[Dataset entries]
** BEGIN **
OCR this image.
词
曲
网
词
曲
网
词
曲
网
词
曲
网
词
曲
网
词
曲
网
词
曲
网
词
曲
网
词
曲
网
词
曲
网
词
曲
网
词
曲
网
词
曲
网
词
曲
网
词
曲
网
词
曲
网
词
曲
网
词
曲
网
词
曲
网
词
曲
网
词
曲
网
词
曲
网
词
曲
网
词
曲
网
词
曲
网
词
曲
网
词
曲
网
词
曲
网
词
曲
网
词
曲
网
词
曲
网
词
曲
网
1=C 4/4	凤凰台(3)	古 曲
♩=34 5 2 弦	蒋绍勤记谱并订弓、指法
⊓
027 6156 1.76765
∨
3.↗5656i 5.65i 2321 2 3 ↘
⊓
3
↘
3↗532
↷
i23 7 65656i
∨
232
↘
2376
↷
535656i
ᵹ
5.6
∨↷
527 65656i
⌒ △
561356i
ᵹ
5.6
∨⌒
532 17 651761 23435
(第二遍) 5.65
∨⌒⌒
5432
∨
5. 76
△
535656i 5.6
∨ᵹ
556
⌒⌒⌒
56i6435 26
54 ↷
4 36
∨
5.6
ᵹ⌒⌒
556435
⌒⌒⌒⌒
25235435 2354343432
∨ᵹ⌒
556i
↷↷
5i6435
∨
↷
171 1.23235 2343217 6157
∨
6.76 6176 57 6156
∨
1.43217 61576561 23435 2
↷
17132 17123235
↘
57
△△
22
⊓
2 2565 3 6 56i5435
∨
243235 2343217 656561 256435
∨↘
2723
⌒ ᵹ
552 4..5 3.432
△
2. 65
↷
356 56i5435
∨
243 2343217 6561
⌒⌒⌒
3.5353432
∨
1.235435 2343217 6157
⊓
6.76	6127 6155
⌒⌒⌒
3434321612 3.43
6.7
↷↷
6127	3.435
** END **
* **What you have to do**:
Each line must be given again exactly as written above.

* **Finished task**:
OCR this image.
词
曲
网
词
曲
网
词
曲
网
词
曲
网
词
曲
网
词
曲
网
词
曲
网
词
曲
网
词
曲
网
词
曲
网
词
曲
网
词
曲
网
词
曲
网
词
曲
网
词
曲
网
词
曲
网
词
曲
网
词
曲
网
词
曲
网
词
曲
网
词
曲
网
词
曲
网
词
曲
网
词
曲
网
词
曲
网
词
曲
网
词
曲
网
词
曲
网
词
曲
网
词
曲
网
词
曲
网
词
曲
网
1=C 4/4	凤凰台(3)	古 曲
♩=34 5 2 弦	蒋绍勤记谱并订弓、指法
⊓
027 6156 1.76765
∨
3.↗5656i 5.65i 2321 2 3 ↘
⊓
3
↘
3↗532
↷
i23 7 65656i
∨
232
↘
2376
↷
535656i
ᵹ
5.6
∨↷
527 65656i
⌒ △
561356i
ᵹ
5.6
∨⌒
532 17 651761 23435
(第二遍) 5.65
∨⌒⌒
5432
∨
5. 76
△
535656i 5.6
∨ᵹ
556
⌒⌒⌒
56i6435 26
54 ↷
4 36
∨
5.6
ᵹ⌒⌒
556435
⌒⌒⌒⌒
25235435 2354343432
∨ᵹ⌒
556i
↷↷
5i6435
∨
↷
171 1.23235 2343217 6157
∨
6.76 6176 57 6156
∨
1.43217 61576561 23435 2
↷
17132 17123235
↘
57
△△
22
⊓
2 2565 3 6 56i5435
∨
243235 2343217 656561 256435
∨↘
2723
⌒ ᵹ
552 4..5 3.432
△
2. 65
↷
356 56i5435
∨
243 2343217 6561
⌒⌒⌒
3.5353432
∨
1.235435 2343217 6157
⊓
6.76	6127 6155
⌒⌒⌒
3434321612 3.43
6.7
↷↷
6127	3.435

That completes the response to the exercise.